Records from a collection
- - - -

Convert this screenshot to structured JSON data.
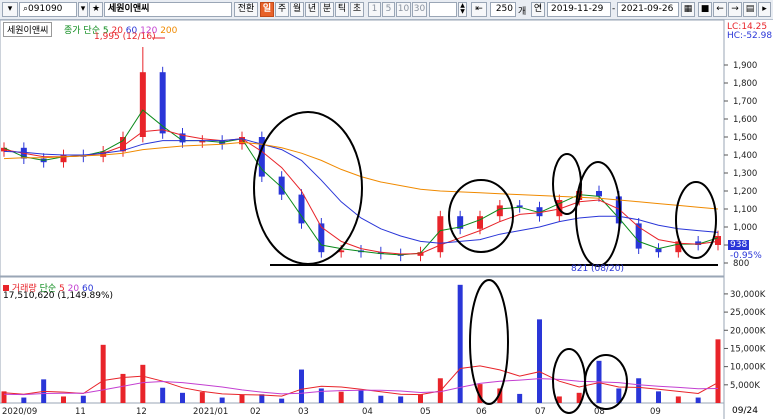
{
  "toolbar": {
    "code": "091090",
    "star": "★",
    "name": "세원이앤씨",
    "convert": "전환",
    "period_active": "일",
    "periods": [
      "주",
      "월",
      "년",
      "분",
      "틱",
      "초"
    ],
    "minutes": [
      "1",
      "5",
      "10",
      "30"
    ],
    "count": "250",
    "count_unit": "개",
    "range_label": "연",
    "date_from": "2019-11-29",
    "date_to": "2021-09-26"
  },
  "upper": {
    "stock_tag": "세원이앤씨",
    "ma_prefix": "종가 단순",
    "ma_labels": [
      "5",
      "20",
      "60",
      "120",
      "200"
    ],
    "lc": "LC:14.25",
    "hc": "HC:-52.98",
    "high_label": "1,995 (12/16)",
    "low_label": "821 (08/20)",
    "last_price": "938",
    "change": "-0.95%"
  },
  "lower": {
    "title": "거래량",
    "ma_prefix": "단순",
    "ma_labels": [
      "5",
      "20",
      "60"
    ],
    "volume_text": "17,510,620 (1,149.89%)"
  },
  "axis": {
    "x_labels": [
      "2020/09",
      "11",
      "12",
      "2021/01",
      "02",
      "03",
      "04",
      "05",
      "06",
      "07",
      "08",
      "09"
    ],
    "last_date": "09/24"
  },
  "colors": {
    "up": "#e8242a",
    "down": "#2a36d8",
    "ma5": "#e8242a",
    "ma20": "#2a36d8",
    "ma60": "#c33fd1",
    "ma120": "#f08a00"
  },
  "chart_data": [
    {
      "type": "candlestick",
      "title": "세원이앤씨",
      "x_range": [
        "2020-09",
        "2021-09-24"
      ],
      "ylim": [
        750,
        2050
      ],
      "y_ticks": [
        800,
        900,
        1000,
        1100,
        1200,
        1300,
        1400,
        1500,
        1600,
        1700,
        1800,
        1900
      ],
      "series": [
        {
          "name": "종가",
          "values": [
            1440,
            1380,
            1360,
            1400,
            1390,
            1420,
            1500,
            1860,
            1520,
            1470,
            1480,
            1460,
            1500,
            1280,
            1180,
            1020,
            860,
            870,
            860,
            850,
            840,
            860,
            1060,
            990,
            1060,
            1120,
            1110,
            1060,
            1150,
            1200,
            1170,
            1020,
            880,
            860,
            920,
            900,
            950
          ]
        },
        {
          "name": "5",
          "values": [
            1440,
            1390,
            1370,
            1390,
            1395,
            1420,
            1480,
            1650,
            1560,
            1480,
            1480,
            1470,
            1490,
            1320,
            1220,
            1060,
            900,
            880,
            865,
            852,
            845,
            855,
            980,
            1000,
            1040,
            1100,
            1110,
            1080,
            1130,
            1180,
            1170,
            1050,
            920,
            880,
            905,
            905,
            940
          ]
        },
        {
          "name": "20",
          "values": [
            1430,
            1410,
            1390,
            1390,
            1395,
            1410,
            1450,
            1530,
            1540,
            1510,
            1490,
            1480,
            1490,
            1420,
            1330,
            1200,
            1000,
            920,
            880,
            860,
            850,
            852,
            900,
            940,
            980,
            1030,
            1070,
            1080,
            1100,
            1140,
            1150,
            1100,
            1000,
            930,
            910,
            905,
            920
          ]
        },
        {
          "name": "60",
          "values": [
            1420,
            1415,
            1405,
            1400,
            1400,
            1410,
            1425,
            1460,
            1480,
            1480,
            1480,
            1480,
            1490,
            1460,
            1430,
            1370,
            1260,
            1140,
            1050,
            990,
            950,
            920,
            910,
            920,
            930,
            960,
            980,
            1000,
            1030,
            1050,
            1060,
            1060,
            1040,
            1010,
            990,
            980,
            970
          ]
        },
        {
          "name": "120",
          "values": [
            1380,
            1385,
            1385,
            1390,
            1395,
            1400,
            1410,
            1430,
            1440,
            1450,
            1455,
            1460,
            1470,
            1460,
            1440,
            1410,
            1370,
            1320,
            1280,
            1250,
            1230,
            1210,
            1200,
            1195,
            1190,
            1185,
            1180,
            1175,
            1170,
            1165,
            1160,
            1150,
            1140,
            1130,
            1120,
            1110,
            1100
          ]
        }
      ],
      "annotations": [
        "1,995 (12/16)",
        "821 (08/20)"
      ]
    },
    {
      "type": "bar",
      "title": "거래량",
      "ylim": [
        0,
        33000
      ],
      "y_ticks": [
        5000,
        10000,
        15000,
        20000,
        25000,
        30000
      ],
      "y_tick_labels": [
        "5,000K",
        "10,000K",
        "15,000K",
        "20,000K",
        "25,000K",
        "30,000K"
      ],
      "values_k": [
        3200,
        1500,
        6500,
        1800,
        2000,
        16000,
        8000,
        10500,
        4200,
        2800,
        3000,
        1500,
        2200,
        2400,
        1200,
        9200,
        4000,
        3100,
        3600,
        2000,
        1800,
        2400,
        6800,
        32500,
        5200,
        4000,
        2500,
        23000,
        1800,
        2800,
        11600,
        4000,
        6800,
        3200,
        1800,
        1500,
        17510
      ],
      "series": [
        {
          "name": "5",
          "values_k": [
            2800,
            2400,
            3200,
            3000,
            2600,
            6200,
            7000,
            7400,
            6000,
            4200,
            3200,
            2500,
            2300,
            2200,
            1900,
            3800,
            4600,
            4400,
            3800,
            3100,
            2400,
            2300,
            3300,
            9500,
            10200,
            9100,
            7400,
            8600,
            6000,
            4400,
            5600,
            4400,
            4300,
            3800,
            3200,
            2600,
            5600
          ]
        },
        {
          "name": "20",
          "values_k": [
            2400,
            2300,
            2600,
            2700,
            2700,
            3600,
            4600,
            5600,
            5900,
            5600,
            5000,
            4400,
            3600,
            3000,
            2500,
            2700,
            3200,
            3400,
            3500,
            3500,
            3300,
            2900,
            3100,
            4300,
            5400,
            6000,
            6300,
            6700,
            6500,
            6000,
            5800,
            5600,
            5000,
            4600,
            4300,
            3900,
            4000
          ]
        }
      ]
    }
  ]
}
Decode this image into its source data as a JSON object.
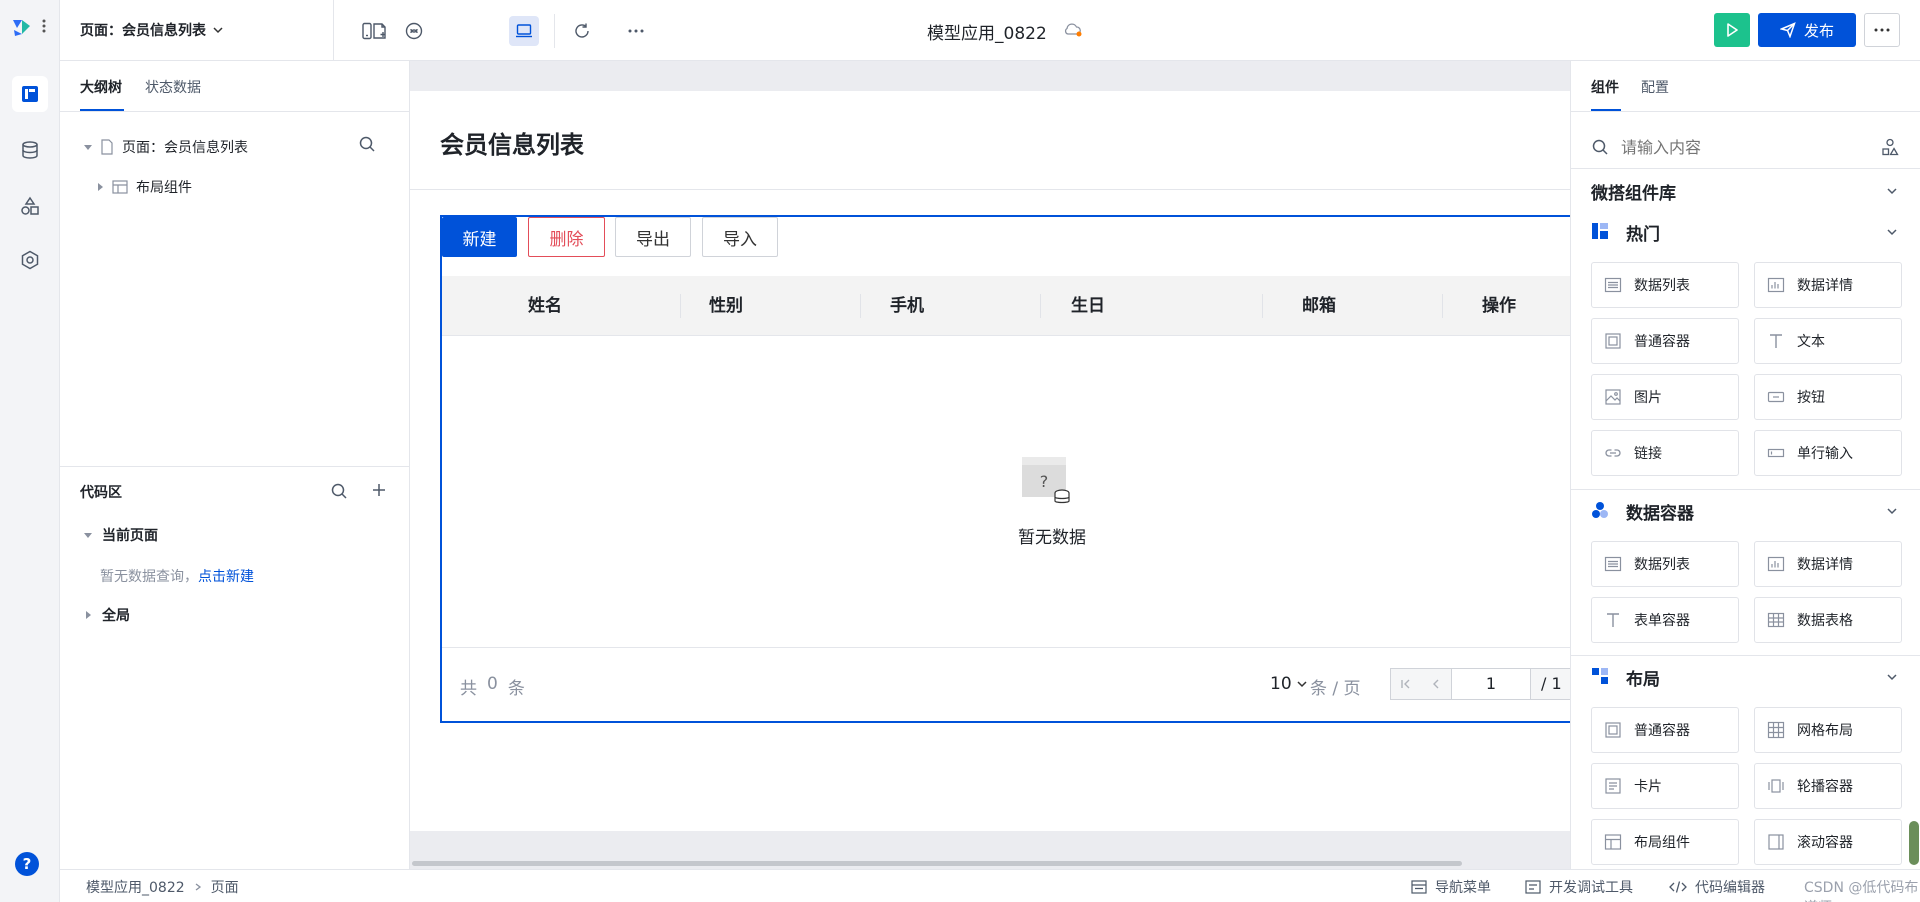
{
  "top": {
    "page_select_label": "页面：会员信息列表",
    "app_title": "模型应用_0822",
    "publish_label": "发布"
  },
  "left_panel": {
    "tabs": [
      "大纲树",
      "状态数据"
    ],
    "tree": {
      "page_node": "页面：会员信息列表",
      "layout_node": "布局组件"
    },
    "code_area": {
      "title": "代码区",
      "current_page": "当前页面",
      "empty_hint": "暂无数据查询，",
      "create_link": "点击新建",
      "global": "全局"
    }
  },
  "canvas": {
    "page_title": "会员信息列表",
    "buttons": {
      "new": "新建",
      "delete": "删除",
      "export": "导出",
      "import": "导入"
    },
    "columns": [
      "姓名",
      "性别",
      "手机",
      "生日",
      "邮箱",
      "操作"
    ],
    "empty_text": "暂无数据",
    "pagination": {
      "total_prefix": "共",
      "total_count": "0",
      "total_suffix": "条",
      "page_size": "10",
      "page_size_unit": "条 / 页",
      "current_page": "1",
      "page_total": "/ 1"
    }
  },
  "right_panel": {
    "tabs": [
      "组件",
      "配置"
    ],
    "search_placeholder": "请输入内容",
    "library_title": "微搭组件库",
    "sections": [
      {
        "title": "热门",
        "items": [
          "数据列表",
          "数据详情",
          "普通容器",
          "文本",
          "图片",
          "按钮",
          "链接",
          "单行输入"
        ]
      },
      {
        "title": "数据容器",
        "items": [
          "数据列表",
          "数据详情",
          "表单容器",
          "数据表格"
        ]
      },
      {
        "title": "布局",
        "items": [
          "普通容器",
          "网格布局",
          "卡片",
          "轮播容器",
          "布局组件",
          "滚动容器"
        ]
      }
    ]
  },
  "status_bar": {
    "breadcrumb": [
      "模型应用_0822",
      "页面"
    ],
    "nav_menu": "导航菜单",
    "dev_tools": "开发调试工具",
    "code_editor": "代码编辑器",
    "watermark": "CSDN @低代码布道师"
  },
  "colors": {
    "primary": "#0052d9",
    "run_green": "#1cc28d",
    "danger": "#e34d59"
  }
}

- - - -

WRITTEN EXERCISE> Filter the records for lines holding the string "会员信息列表". Copy each one.

RESULT FOR THIS TASK>
    "page_select_label": "页面：会员信息列表",
      "page_node": "页面：会员信息列表",
    "page_title": "会员信息列表",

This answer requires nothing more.